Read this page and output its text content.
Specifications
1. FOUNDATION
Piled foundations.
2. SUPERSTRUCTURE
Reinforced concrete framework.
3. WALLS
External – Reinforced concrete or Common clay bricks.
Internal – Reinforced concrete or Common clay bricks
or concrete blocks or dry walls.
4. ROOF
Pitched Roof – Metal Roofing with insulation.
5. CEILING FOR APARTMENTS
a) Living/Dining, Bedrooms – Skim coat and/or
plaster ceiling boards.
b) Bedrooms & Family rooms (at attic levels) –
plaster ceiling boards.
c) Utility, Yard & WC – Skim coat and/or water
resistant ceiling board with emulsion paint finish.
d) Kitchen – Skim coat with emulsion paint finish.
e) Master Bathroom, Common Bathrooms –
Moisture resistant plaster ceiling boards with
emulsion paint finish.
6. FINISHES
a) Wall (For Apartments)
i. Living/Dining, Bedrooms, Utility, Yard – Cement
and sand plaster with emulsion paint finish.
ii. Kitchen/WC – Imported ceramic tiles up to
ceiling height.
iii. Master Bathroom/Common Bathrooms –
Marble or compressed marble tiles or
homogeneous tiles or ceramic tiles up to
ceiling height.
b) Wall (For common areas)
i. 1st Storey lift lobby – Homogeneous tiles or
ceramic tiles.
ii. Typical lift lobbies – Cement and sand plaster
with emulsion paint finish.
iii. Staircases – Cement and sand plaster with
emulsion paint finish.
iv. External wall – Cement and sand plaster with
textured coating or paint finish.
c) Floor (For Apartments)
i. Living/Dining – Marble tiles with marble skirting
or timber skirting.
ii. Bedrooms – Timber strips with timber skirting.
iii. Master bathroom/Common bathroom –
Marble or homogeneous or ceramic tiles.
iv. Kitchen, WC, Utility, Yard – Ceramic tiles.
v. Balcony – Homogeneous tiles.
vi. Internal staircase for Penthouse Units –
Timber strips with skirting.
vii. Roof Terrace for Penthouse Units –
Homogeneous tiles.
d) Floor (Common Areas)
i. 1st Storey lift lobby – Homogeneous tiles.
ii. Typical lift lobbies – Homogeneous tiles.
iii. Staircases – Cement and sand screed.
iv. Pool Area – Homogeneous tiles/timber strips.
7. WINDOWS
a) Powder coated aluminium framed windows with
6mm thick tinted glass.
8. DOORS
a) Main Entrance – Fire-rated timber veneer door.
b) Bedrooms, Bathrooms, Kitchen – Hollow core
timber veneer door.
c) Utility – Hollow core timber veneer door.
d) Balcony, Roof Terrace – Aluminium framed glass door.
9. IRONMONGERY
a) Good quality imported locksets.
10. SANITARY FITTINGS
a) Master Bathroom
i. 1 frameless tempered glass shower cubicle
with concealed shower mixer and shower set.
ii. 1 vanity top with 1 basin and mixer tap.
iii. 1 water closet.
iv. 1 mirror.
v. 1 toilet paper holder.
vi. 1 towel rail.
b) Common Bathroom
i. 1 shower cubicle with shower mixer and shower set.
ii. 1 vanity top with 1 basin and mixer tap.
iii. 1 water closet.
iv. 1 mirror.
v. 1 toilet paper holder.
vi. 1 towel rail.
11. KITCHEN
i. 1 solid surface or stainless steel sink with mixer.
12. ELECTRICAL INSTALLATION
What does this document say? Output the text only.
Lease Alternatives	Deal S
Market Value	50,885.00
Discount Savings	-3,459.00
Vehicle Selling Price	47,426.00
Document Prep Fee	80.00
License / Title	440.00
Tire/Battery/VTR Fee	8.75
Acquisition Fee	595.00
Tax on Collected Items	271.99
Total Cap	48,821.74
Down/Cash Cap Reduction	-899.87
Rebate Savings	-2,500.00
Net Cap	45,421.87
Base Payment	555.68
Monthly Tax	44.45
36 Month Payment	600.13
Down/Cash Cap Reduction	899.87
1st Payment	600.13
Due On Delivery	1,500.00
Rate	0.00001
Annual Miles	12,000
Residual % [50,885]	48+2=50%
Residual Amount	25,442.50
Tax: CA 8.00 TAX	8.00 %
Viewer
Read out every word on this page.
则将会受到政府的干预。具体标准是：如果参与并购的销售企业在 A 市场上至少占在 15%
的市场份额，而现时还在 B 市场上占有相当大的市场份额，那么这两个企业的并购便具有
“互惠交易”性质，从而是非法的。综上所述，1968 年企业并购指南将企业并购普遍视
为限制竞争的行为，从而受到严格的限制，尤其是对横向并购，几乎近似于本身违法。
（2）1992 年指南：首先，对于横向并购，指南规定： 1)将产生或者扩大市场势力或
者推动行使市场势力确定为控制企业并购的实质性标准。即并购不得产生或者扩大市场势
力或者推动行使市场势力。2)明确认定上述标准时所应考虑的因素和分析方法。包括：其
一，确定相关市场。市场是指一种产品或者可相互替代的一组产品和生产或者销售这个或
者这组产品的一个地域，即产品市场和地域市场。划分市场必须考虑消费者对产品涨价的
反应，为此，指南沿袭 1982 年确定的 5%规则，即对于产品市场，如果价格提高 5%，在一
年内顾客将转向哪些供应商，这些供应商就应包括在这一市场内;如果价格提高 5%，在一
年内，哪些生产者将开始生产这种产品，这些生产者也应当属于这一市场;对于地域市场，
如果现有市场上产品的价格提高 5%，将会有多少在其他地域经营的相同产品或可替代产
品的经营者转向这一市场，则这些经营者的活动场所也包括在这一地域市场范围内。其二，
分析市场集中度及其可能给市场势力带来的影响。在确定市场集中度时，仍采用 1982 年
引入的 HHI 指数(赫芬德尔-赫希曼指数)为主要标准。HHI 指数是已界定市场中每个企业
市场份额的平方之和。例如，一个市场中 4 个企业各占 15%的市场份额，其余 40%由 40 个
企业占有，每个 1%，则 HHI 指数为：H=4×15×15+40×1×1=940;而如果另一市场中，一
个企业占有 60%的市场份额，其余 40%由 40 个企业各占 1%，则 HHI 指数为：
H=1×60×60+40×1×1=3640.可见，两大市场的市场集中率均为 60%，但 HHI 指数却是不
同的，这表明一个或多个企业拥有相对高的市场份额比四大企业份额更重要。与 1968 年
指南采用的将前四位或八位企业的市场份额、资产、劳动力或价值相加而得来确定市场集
+ + + +
**Exercise brief**.
Return every record above exactly as it appears.

**Output for this task**.
Read this page and output its text content.
Specifications
1. FOUNDATION
Piled foundations.
2. SUPERSTRUCTURE
Reinforced concrete framework.
3. WALLS
External – Reinforced concrete or Common clay bricks.
Internal – Reinforced concrete or Common clay bricks
or concrete blocks or dry walls.
4. ROOF
Pitched Roof – Metal Roofing with insulation.
5. CEILING FOR APARTMENTS
a) Living/Dining, Bedrooms – Skim coat and/or
plaster ceiling boards.
b) Bedrooms & Family rooms (at attic levels) –
plaster ceiling boards.
c) Utility, Yard & WC – Skim coat and/or water
resistant ceiling board with emulsion paint finish.
d) Kitchen – Skim coat with emulsion paint finish.
e) Master Bathroom, Common Bathrooms –
Moisture resistant plaster ceiling boards with
emulsion paint finish.
6. FINISHES
a) Wall (For Apartments)
i. Living/Dining, Bedrooms, Utility, Yard – Cement
and sand plaster with emulsion paint finish.
ii. Kitchen/WC – Imported ceramic tiles up to
ceiling height.
iii. Master Bathroom/Common Bathrooms –
Marble or compressed marble tiles or
homogeneous tiles or ceramic tiles up to
ceiling height.
b) Wall (For common areas)
i. 1st Storey lift lobby – Homogeneous tiles or
ceramic tiles.
ii. Typical lift lobbies – Cement and sand plaster
with emulsion paint finish.
iii. Staircases – Cement and sand plaster with
emulsion paint finish.
iv. External wall – Cement and sand plaster with
textured coating or paint finish.
c) Floor (For Apartments)
i. Living/Dining – Marble tiles with marble skirting
or timber skirting.
ii. Bedrooms – Timber strips with timber skirting.
iii. Master bathroom/Common bathroom –
Marble or homogeneous or ceramic tiles.
iv. Kitchen, WC, Utility, Yard – Ceramic tiles.
v. Balcony – Homogeneous tiles.
vi. Internal staircase for Penthouse Units –
Timber strips with skirting.
vii. Roof Terrace for Penthouse Units –
Homogeneous tiles.
d) Floor (Common Areas)
i. 1st Storey lift lobby – Homogeneous tiles.
ii. Typical lift lobbies – Homogeneous tiles.
iii. Staircases – Cement and sand screed.
iv. Pool Area – Homogeneous tiles/timber strips.
7. WINDOWS
a) Powder coated aluminium framed windows with
6mm thick tinted glass.
8. DOORS
a) Main Entrance – Fire-rated timber veneer door.
b) Bedrooms, Bathrooms, Kitchen – Hollow core
timber veneer door.
c) Utility – Hollow core timber veneer door.
d) Balcony, Roof Terrace – Aluminium framed glass door.
9. IRONMONGERY
a) Good quality imported locksets.
10. SANITARY FITTINGS
a) Master Bathroom
i. 1 frameless tempered glass shower cubicle
with concealed shower mixer and shower set.
ii. 1 vanity top with 1 basin and mixer tap.
iii. 1 water closet.
iv. 1 mirror.
v. 1 toilet paper holder.
vi. 1 towel rail.
b) Common Bathroom
i. 1 shower cubicle with shower mixer and shower set.
ii. 1 vanity top with 1 basin and mixer tap.
iii. 1 water closet.
iv. 1 mirror.
v. 1 toilet paper holder.
vi. 1 towel rail.
11. KITCHEN
i. 1 solid surface or stainless steel sink with mixer.
12. ELECTRICAL INSTALLATION
What does this document say? Output the text only.
Lease Alternatives	Deal S
Market Value	50,885.00
Discount Savings	-3,459.00
Vehicle Selling Price	47,426.00
Document Prep Fee	80.00
License / Title	440.00
Tire/Battery/VTR Fee	8.75
Acquisition Fee	595.00
Tax on Collected Items	271.99
Total Cap	48,821.74
Down/Cash Cap Reduction	-899.87
Rebate Savings	-2,500.00
Net Cap	45,421.87
Base Payment	555.68
Monthly Tax	44.45
36 Month Payment	600.13
Down/Cash Cap Reduction	899.87
1st Payment	600.13
Due On Delivery	1,500.00
Rate	0.00001
Annual Miles	12,000
Residual % [50,885]	48+2=50%
Residual Amount	25,442.50
Tax: CA 8.00 TAX	8.00 %
Viewer
Read out every word on this page.
则将会受到政府的干预。具体标准是：如果参与并购的销售企业在 A 市场上至少占在 15%
的市场份额，而现时还在 B 市场上占有相当大的市场份额，那么这两个企业的并购便具有
“互惠交易”性质，从而是非法的。综上所述，1968 年企业并购指南将企业并购普遍视
为限制竞争的行为，从而受到严格的限制，尤其是对横向并购，几乎近似于本身违法。
（2）1992 年指南：首先，对于横向并购，指南规定： 1)将产生或者扩大市场势力或
者推动行使市场势力确定为控制企业并购的实质性标准。即并购不得产生或者扩大市场势
力或者推动行使市场势力。2)明确认定上述标准时所应考虑的因素和分析方法。包括：其
一，确定相关市场。市场是指一种产品或者可相互替代的一组产品和生产或者销售这个或
者这组产品的一个地域，即产品市场和地域市场。划分市场必须考虑消费者对产品涨价的
反应，为此，指南沿袭 1982 年确定的 5%规则，即对于产品市场，如果价格提高 5%，在一
年内顾客将转向哪些供应商，这些供应商就应包括在这一市场内;如果价格提高 5%，在一
年内，哪些生产者将开始生产这种产品，这些生产者也应当属于这一市场;对于地域市场，
如果现有市场上产品的价格提高 5%，将会有多少在其他地域经营的相同产品或可替代产
品的经营者转向这一市场，则这些经营者的活动场所也包括在这一地域市场范围内。其二，
分析市场集中度及其可能给市场势力带来的影响。在确定市场集中度时，仍采用 1982 年
引入的 HHI 指数(赫芬德尔-赫希曼指数)为主要标准。HHI 指数是已界定市场中每个企业
市场份额的平方之和。例如，一个市场中 4 个企业各占 15%的市场份额，其余 40%由 40 个
企业占有，每个 1%，则 HHI 指数为：H=4×15×15+40×1×1=940;而如果另一市场中，一
个企业占有 60%的市场份额，其余 40%由 40 个企业各占 1%，则 HHI 指数为：
H=1×60×60+40×1×1=3640.可见，两大市场的市场集中率均为 60%，但 HHI 指数却是不
同的，这表明一个或多个企业拥有相对高的市场份额比四大企业份额更重要。与 1968 年
指南采用的将前四位或八位企业的市场份额、资产、劳动力或价值相加而得来确定市场集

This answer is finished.